Render the following material again verbatim, leaving nothing out.

-- start DATA FOR THIS TASK --

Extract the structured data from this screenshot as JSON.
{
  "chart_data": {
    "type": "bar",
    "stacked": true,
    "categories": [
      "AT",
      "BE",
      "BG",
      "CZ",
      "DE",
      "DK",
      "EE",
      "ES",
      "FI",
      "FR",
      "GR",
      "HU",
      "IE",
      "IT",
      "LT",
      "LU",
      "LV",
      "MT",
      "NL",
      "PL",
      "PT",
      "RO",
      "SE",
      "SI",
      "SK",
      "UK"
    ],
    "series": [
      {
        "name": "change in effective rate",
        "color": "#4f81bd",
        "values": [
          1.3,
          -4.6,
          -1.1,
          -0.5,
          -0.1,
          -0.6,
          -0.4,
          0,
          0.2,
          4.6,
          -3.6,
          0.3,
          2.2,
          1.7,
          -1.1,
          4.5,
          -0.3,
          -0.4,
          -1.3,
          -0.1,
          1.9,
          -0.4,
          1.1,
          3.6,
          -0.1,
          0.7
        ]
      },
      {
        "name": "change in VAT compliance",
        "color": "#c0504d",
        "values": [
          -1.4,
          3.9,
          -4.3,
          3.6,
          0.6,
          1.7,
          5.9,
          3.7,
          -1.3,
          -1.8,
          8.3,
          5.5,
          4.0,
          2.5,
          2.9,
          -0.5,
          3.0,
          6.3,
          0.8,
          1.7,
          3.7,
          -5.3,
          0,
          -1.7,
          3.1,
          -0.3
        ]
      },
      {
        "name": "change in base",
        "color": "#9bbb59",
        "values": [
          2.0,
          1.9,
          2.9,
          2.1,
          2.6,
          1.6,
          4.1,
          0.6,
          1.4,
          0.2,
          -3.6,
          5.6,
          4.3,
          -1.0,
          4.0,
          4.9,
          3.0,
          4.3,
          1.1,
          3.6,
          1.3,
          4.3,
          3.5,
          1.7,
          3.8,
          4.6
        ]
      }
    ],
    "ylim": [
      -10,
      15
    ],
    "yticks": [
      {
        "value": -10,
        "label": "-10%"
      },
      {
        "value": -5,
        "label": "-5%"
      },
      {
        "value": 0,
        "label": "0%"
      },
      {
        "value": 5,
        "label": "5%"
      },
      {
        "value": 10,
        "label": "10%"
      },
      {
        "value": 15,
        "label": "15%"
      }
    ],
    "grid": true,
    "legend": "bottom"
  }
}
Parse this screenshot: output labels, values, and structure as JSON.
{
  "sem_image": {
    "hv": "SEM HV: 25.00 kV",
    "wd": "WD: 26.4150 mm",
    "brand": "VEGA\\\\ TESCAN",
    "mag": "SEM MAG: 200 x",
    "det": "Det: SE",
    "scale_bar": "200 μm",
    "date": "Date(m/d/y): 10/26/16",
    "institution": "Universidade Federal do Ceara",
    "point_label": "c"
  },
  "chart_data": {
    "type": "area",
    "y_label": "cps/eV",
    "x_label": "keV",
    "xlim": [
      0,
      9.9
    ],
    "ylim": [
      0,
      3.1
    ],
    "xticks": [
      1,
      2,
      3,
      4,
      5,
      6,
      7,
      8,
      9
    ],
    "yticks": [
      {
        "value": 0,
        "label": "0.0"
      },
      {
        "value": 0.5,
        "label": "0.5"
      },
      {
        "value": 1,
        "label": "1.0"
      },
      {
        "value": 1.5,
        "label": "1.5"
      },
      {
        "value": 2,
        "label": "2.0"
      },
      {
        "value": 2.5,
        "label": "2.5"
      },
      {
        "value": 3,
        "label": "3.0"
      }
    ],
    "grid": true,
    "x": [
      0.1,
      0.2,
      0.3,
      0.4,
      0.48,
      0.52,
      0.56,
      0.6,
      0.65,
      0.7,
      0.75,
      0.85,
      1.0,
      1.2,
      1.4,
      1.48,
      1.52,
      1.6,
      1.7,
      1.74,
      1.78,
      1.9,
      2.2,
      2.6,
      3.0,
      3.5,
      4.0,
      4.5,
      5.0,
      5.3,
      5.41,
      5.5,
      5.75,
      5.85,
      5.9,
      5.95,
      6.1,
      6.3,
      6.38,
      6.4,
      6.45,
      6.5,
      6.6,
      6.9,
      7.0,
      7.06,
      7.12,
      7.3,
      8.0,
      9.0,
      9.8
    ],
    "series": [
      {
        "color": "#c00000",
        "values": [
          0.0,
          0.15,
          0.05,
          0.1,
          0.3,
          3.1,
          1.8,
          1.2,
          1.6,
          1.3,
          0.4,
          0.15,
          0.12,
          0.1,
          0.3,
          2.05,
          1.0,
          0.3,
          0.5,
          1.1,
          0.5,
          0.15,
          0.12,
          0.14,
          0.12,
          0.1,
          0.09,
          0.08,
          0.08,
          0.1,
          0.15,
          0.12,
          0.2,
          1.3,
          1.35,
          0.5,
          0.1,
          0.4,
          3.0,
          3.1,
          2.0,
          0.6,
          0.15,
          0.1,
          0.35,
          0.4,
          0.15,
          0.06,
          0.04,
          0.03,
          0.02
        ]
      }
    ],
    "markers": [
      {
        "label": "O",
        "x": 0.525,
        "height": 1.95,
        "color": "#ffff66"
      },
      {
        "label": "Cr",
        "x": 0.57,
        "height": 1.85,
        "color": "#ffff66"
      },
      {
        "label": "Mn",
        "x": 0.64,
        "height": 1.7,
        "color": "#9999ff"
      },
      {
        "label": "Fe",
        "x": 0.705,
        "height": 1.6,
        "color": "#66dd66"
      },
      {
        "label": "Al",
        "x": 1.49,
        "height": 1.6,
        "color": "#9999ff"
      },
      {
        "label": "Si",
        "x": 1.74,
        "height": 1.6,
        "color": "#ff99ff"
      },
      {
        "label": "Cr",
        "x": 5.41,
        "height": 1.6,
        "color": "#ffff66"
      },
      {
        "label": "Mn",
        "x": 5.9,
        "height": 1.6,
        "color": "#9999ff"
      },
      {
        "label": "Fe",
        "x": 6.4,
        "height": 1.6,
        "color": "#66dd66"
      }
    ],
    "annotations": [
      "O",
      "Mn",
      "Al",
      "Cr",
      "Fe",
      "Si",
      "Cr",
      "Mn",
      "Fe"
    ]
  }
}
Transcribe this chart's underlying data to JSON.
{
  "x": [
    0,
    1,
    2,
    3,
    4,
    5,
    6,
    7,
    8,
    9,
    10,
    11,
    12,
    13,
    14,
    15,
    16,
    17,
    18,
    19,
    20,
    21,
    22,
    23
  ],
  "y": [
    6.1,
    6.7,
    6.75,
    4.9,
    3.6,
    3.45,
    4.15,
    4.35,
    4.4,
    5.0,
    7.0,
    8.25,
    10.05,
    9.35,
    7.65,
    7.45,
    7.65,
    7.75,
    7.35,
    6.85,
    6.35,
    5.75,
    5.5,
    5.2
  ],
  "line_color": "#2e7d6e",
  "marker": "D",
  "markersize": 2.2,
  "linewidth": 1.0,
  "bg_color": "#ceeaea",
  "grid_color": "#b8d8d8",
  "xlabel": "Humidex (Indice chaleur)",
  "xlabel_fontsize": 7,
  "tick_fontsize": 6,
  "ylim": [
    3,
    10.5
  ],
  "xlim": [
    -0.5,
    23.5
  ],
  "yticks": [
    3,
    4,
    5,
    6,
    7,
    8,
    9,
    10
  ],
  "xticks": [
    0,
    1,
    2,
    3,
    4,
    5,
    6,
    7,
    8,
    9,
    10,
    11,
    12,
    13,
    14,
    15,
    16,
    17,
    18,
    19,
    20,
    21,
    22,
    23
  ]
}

-- end DATA FOR THIS TASK --

▶ _COMPLETE OUTPUT_
Extract the structured data from this screenshot as JSON.
{
  "chart_data": {
    "type": "bar",
    "stacked": true,
    "categories": [
      "AT",
      "BE",
      "BG",
      "CZ",
      "DE",
      "DK",
      "EE",
      "ES",
      "FI",
      "FR",
      "GR",
      "HU",
      "IE",
      "IT",
      "LT",
      "LU",
      "LV",
      "MT",
      "NL",
      "PL",
      "PT",
      "RO",
      "SE",
      "SI",
      "SK",
      "UK"
    ],
    "series": [
      {
        "name": "change in effective rate",
        "color": "#4f81bd",
        "values": [
          1.3,
          -4.6,
          -1.1,
          -0.5,
          -0.1,
          -0.6,
          -0.4,
          0,
          0.2,
          4.6,
          -3.6,
          0.3,
          2.2,
          1.7,
          -1.1,
          4.5,
          -0.3,
          -0.4,
          -1.3,
          -0.1,
          1.9,
          -0.4,
          1.1,
          3.6,
          -0.1,
          0.7
        ]
      },
      {
        "name": "change in VAT compliance",
        "color": "#c0504d",
        "values": [
          -1.4,
          3.9,
          -4.3,
          3.6,
          0.6,
          1.7,
          5.9,
          3.7,
          -1.3,
          -1.8,
          8.3,
          5.5,
          4.0,
          2.5,
          2.9,
          -0.5,
          3.0,
          6.3,
          0.8,
          1.7,
          3.7,
          -5.3,
          0,
          -1.7,
          3.1,
          -0.3
        ]
      },
      {
        "name": "change in base",
        "color": "#9bbb59",
        "values": [
          2.0,
          1.9,
          2.9,
          2.1,
          2.6,
          1.6,
          4.1,
          0.6,
          1.4,
          0.2,
          -3.6,
          5.6,
          4.3,
          -1.0,
          4.0,
          4.9,
          3.0,
          4.3,
          1.1,
          3.6,
          1.3,
          4.3,
          3.5,
          1.7,
          3.8,
          4.6
        ]
      }
    ],
    "ylim": [
      -10,
      15
    ],
    "yticks": [
      {
        "value": -10,
        "label": "-10%"
      },
      {
        "value": -5,
        "label": "-5%"
      },
      {
        "value": 0,
        "label": "0%"
      },
      {
        "value": 5,
        "label": "5%"
      },
      {
        "value": 10,
        "label": "10%"
      },
      {
        "value": 15,
        "label": "15%"
      }
    ],
    "grid": true,
    "legend": "bottom"
  }
}
Parse this screenshot: output labels, values, and structure as JSON.
{
  "sem_image": {
    "hv": "SEM HV: 25.00 kV",
    "wd": "WD: 26.4150 mm",
    "brand": "VEGA\\\\ TESCAN",
    "mag": "SEM MAG: 200 x",
    "det": "Det: SE",
    "scale_bar": "200 μm",
    "date": "Date(m/d/y): 10/26/16",
    "institution": "Universidade Federal do Ceara",
    "point_label": "c"
  },
  "chart_data": {
    "type": "area",
    "y_label": "cps/eV",
    "x_label": "keV",
    "xlim": [
      0,
      9.9
    ],
    "ylim": [
      0,
      3.1
    ],
    "xticks": [
      1,
      2,
      3,
      4,
      5,
      6,
      7,
      8,
      9
    ],
    "yticks": [
      {
        "value": 0,
        "label": "0.0"
      },
      {
        "value": 0.5,
        "label": "0.5"
      },
      {
        "value": 1,
        "label": "1.0"
      },
      {
        "value": 1.5,
        "label": "1.5"
      },
      {
        "value": 2,
        "label": "2.0"
      },
      {
        "value": 2.5,
        "label": "2.5"
      },
      {
        "value": 3,
        "label": "3.0"
      }
    ],
    "grid": true,
    "x": [
      0.1,
      0.2,
      0.3,
      0.4,
      0.48,
      0.52,
      0.56,
      0.6,
      0.65,
      0.7,
      0.75,
      0.85,
      1.0,
      1.2,
      1.4,
      1.48,
      1.52,
      1.6,
      1.7,
      1.74,
      1.78,
      1.9,
      2.2,
      2.6,
      3.0,
      3.5,
      4.0,
      4.5,
      5.0,
      5.3,
      5.41,
      5.5,
      5.75,
      5.85,
      5.9,
      5.95,
      6.1,
      6.3,
      6.38,
      6.4,
      6.45,
      6.5,
      6.6,
      6.9,
      7.0,
      7.06,
      7.12,
      7.3,
      8.0,
      9.0,
      9.8
    ],
    "series": [
      {
        "color": "#c00000",
        "values": [
          0.0,
          0.15,
          0.05,
          0.1,
          0.3,
          3.1,
          1.8,
          1.2,
          1.6,
          1.3,
          0.4,
          0.15,
          0.12,
          0.1,
          0.3,
          2.05,
          1.0,
          0.3,
          0.5,
          1.1,
          0.5,
          0.15,
          0.12,
          0.14,
          0.12,
          0.1,
          0.09,
          0.08,
          0.08,
          0.1,
          0.15,
          0.12,
          0.2,
          1.3,
          1.35,
          0.5,
          0.1,
          0.4,
          3.0,
          3.1,
          2.0,
          0.6,
          0.15,
          0.1,
          0.35,
          0.4,
          0.15,
          0.06,
          0.04,
          0.03,
          0.02
        ]
      }
    ],
    "markers": [
      {
        "label": "O",
        "x": 0.525,
        "height": 1.95,
        "color": "#ffff66"
      },
      {
        "label": "Cr",
        "x": 0.57,
        "height": 1.85,
        "color": "#ffff66"
      },
      {
        "label": "Mn",
        "x": 0.64,
        "height": 1.7,
        "color": "#9999ff"
      },
      {
        "label": "Fe",
        "x": 0.705,
        "height": 1.6,
        "color": "#66dd66"
      },
      {
        "label": "Al",
        "x": 1.49,
        "height": 1.6,
        "color": "#9999ff"
      },
      {
        "label": "Si",
        "x": 1.74,
        "height": 1.6,
        "color": "#ff99ff"
      },
      {
        "label": "Cr",
        "x": 5.41,
        "height": 1.6,
        "color": "#ffff66"
      },
      {
        "label": "Mn",
        "x": 5.9,
        "height": 1.6,
        "color": "#9999ff"
      },
      {
        "label": "Fe",
        "x": 6.4,
        "height": 1.6,
        "color": "#66dd66"
      }
    ],
    "annotations": [
      "O",
      "Mn",
      "Al",
      "Cr",
      "Fe",
      "Si",
      "Cr",
      "Mn",
      "Fe"
    ]
  }
}
Transcribe this chart's underlying data to JSON.
{
  "x": [
    0,
    1,
    2,
    3,
    4,
    5,
    6,
    7,
    8,
    9,
    10,
    11,
    12,
    13,
    14,
    15,
    16,
    17,
    18,
    19,
    20,
    21,
    22,
    23
  ],
  "y": [
    6.1,
    6.7,
    6.75,
    4.9,
    3.6,
    3.45,
    4.15,
    4.35,
    4.4,
    5.0,
    7.0,
    8.25,
    10.05,
    9.35,
    7.65,
    7.45,
    7.65,
    7.75,
    7.35,
    6.85,
    6.35,
    5.75,
    5.5,
    5.2
  ],
  "line_color": "#2e7d6e",
  "marker": "D",
  "markersize": 2.2,
  "linewidth": 1.0,
  "bg_color": "#ceeaea",
  "grid_color": "#b8d8d8",
  "xlabel": "Humidex (Indice chaleur)",
  "xlabel_fontsize": 7,
  "tick_fontsize": 6,
  "ylim": [
    3,
    10.5
  ],
  "xlim": [
    -0.5,
    23.5
  ],
  "yticks": [
    3,
    4,
    5,
    6,
    7,
    8,
    9,
    10
  ],
  "xticks": [
    0,
    1,
    2,
    3,
    4,
    5,
    6,
    7,
    8,
    9,
    10,
    11,
    12,
    13,
    14,
    15,
    16,
    17,
    18,
    19,
    20,
    21,
    22,
    23
  ]
}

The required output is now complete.